* _WHAT IS EXPECTED_: Every entry that follows needs to be repeated exactly.

* _GIVEN DATA_:
● ● ●
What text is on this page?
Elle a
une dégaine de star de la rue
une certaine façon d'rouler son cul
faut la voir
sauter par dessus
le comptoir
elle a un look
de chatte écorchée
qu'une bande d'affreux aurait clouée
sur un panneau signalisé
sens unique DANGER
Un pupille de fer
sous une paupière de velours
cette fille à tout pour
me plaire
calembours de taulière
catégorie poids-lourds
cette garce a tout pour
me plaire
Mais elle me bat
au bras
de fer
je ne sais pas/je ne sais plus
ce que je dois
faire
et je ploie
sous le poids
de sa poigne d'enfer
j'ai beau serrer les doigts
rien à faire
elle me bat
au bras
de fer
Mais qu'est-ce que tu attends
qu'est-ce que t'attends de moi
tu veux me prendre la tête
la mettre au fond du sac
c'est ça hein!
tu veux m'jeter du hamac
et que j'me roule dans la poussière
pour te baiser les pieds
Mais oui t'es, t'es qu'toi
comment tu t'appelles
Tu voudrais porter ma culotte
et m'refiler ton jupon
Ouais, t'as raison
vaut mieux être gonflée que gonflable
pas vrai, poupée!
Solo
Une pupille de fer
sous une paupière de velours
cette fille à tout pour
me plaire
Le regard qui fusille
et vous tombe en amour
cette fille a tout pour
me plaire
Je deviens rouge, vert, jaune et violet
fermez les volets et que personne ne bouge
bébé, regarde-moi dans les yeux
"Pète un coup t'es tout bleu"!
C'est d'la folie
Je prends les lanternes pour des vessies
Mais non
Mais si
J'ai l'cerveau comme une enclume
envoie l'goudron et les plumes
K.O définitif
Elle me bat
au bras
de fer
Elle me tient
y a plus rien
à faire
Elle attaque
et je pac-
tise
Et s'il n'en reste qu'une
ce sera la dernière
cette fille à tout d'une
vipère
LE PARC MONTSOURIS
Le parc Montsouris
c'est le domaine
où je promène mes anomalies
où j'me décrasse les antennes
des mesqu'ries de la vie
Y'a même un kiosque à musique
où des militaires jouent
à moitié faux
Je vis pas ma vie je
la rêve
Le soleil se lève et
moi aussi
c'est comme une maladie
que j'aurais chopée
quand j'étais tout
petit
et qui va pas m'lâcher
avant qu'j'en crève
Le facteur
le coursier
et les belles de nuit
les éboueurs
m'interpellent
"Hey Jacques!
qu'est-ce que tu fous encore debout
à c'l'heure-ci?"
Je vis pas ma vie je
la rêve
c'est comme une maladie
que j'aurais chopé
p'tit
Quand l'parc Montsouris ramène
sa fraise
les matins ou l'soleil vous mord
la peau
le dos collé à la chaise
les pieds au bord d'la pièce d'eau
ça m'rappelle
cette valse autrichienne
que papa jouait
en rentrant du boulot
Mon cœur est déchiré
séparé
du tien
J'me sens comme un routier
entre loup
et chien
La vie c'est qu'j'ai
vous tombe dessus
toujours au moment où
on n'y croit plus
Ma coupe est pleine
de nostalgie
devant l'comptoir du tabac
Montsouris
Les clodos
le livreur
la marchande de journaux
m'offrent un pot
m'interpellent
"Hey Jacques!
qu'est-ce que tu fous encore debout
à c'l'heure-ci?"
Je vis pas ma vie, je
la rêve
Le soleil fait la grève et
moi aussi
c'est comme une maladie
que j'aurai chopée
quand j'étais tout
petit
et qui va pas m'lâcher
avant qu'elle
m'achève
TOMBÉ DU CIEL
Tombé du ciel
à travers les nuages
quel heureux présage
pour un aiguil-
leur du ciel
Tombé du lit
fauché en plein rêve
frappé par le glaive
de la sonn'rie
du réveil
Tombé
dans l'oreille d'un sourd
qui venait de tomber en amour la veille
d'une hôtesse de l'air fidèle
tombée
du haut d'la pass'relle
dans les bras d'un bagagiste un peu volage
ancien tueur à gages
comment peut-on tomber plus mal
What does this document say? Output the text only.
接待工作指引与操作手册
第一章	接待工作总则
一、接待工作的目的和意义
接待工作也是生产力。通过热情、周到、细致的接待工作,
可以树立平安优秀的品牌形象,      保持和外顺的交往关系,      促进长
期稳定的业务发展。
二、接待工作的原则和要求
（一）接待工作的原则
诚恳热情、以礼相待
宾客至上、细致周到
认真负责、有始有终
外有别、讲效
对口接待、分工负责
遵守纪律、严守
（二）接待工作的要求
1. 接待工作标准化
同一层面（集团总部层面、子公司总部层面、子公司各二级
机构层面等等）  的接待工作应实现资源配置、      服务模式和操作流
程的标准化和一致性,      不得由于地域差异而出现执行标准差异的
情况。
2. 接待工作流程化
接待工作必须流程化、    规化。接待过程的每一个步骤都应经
● ● ●
* _OUTPUT OF THE EXERCISE_:
What text is on this page?
Elle a
une dégaine de star de la rue
une certaine façon d'rouler son cul
faut la voir
sauter par dessus
le comptoir
elle a un look
de chatte écorchée
qu'une bande d'affreux aurait clouée
sur un panneau signalisé
sens unique DANGER
Un pupille de fer
sous une paupière de velours
cette fille à tout pour
me plaire
calembours de taulière
catégorie poids-lourds
cette garce a tout pour
me plaire
Mais elle me bat
au bras
de fer
je ne sais pas/je ne sais plus
ce que je dois
faire
et je ploie
sous le poids
de sa poigne d'enfer
j'ai beau serrer les doigts
rien à faire
elle me bat
au bras
de fer
Mais qu'est-ce que tu attends
qu'est-ce que t'attends de moi
tu veux me prendre la tête
la mettre au fond du sac
c'est ça hein!
tu veux m'jeter du hamac
et que j'me roule dans la poussière
pour te baiser les pieds
Mais oui t'es, t'es qu'toi
comment tu t'appelles
Tu voudrais porter ma culotte
et m'refiler ton jupon
Ouais, t'as raison
vaut mieux être gonflée que gonflable
pas vrai, poupée!
Solo
Une pupille de fer
sous une paupière de velours
cette fille à tout pour
me plaire
Le regard qui fusille
et vous tombe en amour
cette fille a tout pour
me plaire
Je deviens rouge, vert, jaune et violet
fermez les volets et que personne ne bouge
bébé, regarde-moi dans les yeux
"Pète un coup t'es tout bleu"!
C'est d'la folie
Je prends les lanternes pour des vessies
Mais non
Mais si
J'ai l'cerveau comme une enclume
envoie l'goudron et les plumes
K.O définitif
Elle me bat
au bras
de fer
Elle me tient
y a plus rien
à faire
Elle attaque
et je pac-
tise
Et s'il n'en reste qu'une
ce sera la dernière
cette fille à tout d'une
vipère
LE PARC MONTSOURIS
Le parc Montsouris
c'est le domaine
où je promène mes anomalies
où j'me décrasse les antennes
des mesqu'ries de la vie
Y'a même un kiosque à musique
où des militaires jouent
à moitié faux
Je vis pas ma vie je
la rêve
Le soleil se lève et
moi aussi
c'est comme une maladie
que j'aurais chopée
quand j'étais tout
petit
et qui va pas m'lâcher
avant qu'j'en crève
Le facteur
le coursier
et les belles de nuit
les éboueurs
m'interpellent
"Hey Jacques!
qu'est-ce que tu fous encore debout
à c'l'heure-ci?"
Je vis pas ma vie je
la rêve
c'est comme une maladie
que j'aurais chopé
p'tit
Quand l'parc Montsouris ramène
sa fraise
les matins ou l'soleil vous mord
la peau
le dos collé à la chaise
les pieds au bord d'la pièce d'eau
ça m'rappelle
cette valse autrichienne
que papa jouait
en rentrant du boulot
Mon cœur est déchiré
séparé
du tien
J'me sens comme un routier
entre loup
et chien
La vie c'est qu'j'ai
vous tombe dessus
toujours au moment où
on n'y croit plus
Ma coupe est pleine
de nostalgie
devant l'comptoir du tabac
Montsouris
Les clodos
le livreur
la marchande de journaux
m'offrent un pot
m'interpellent
"Hey Jacques!
qu'est-ce que tu fous encore debout
à c'l'heure-ci?"
Je vis pas ma vie, je
la rêve
Le soleil fait la grève et
moi aussi
c'est comme une maladie
que j'aurai chopée
quand j'étais tout
petit
et qui va pas m'lâcher
avant qu'elle
m'achève
TOMBÉ DU CIEL
Tombé du ciel
à travers les nuages
quel heureux présage
pour un aiguil-
leur du ciel
Tombé du lit
fauché en plein rêve
frappé par le glaive
de la sonn'rie
du réveil
Tombé
dans l'oreille d'un sourd
qui venait de tomber en amour la veille
d'une hôtesse de l'air fidèle
tombée
du haut d'la pass'relle
dans les bras d'un bagagiste un peu volage
ancien tueur à gages
comment peut-on tomber plus mal
What does this document say? Output the text only.
接待工作指引与操作手册
第一章	接待工作总则
一、接待工作的目的和意义
接待工作也是生产力。通过热情、周到、细致的接待工作,
可以树立平安优秀的品牌形象,      保持和外顺的交往关系,      促进长
期稳定的业务发展。
二、接待工作的原则和要求
（一）接待工作的原则
诚恳热情、以礼相待
宾客至上、细致周到
认真负责、有始有终
外有别、讲效
对口接待、分工负责
遵守纪律、严守
（二）接待工作的要求
1. 接待工作标准化
同一层面（集团总部层面、子公司总部层面、子公司各二级
机构层面等等）  的接待工作应实现资源配置、      服务模式和操作流
程的标准化和一致性,      不得由于地域差异而出现执行标准差异的
情况。
2. 接待工作流程化
接待工作必须流程化、    规化。接待过程的每一个步骤都应经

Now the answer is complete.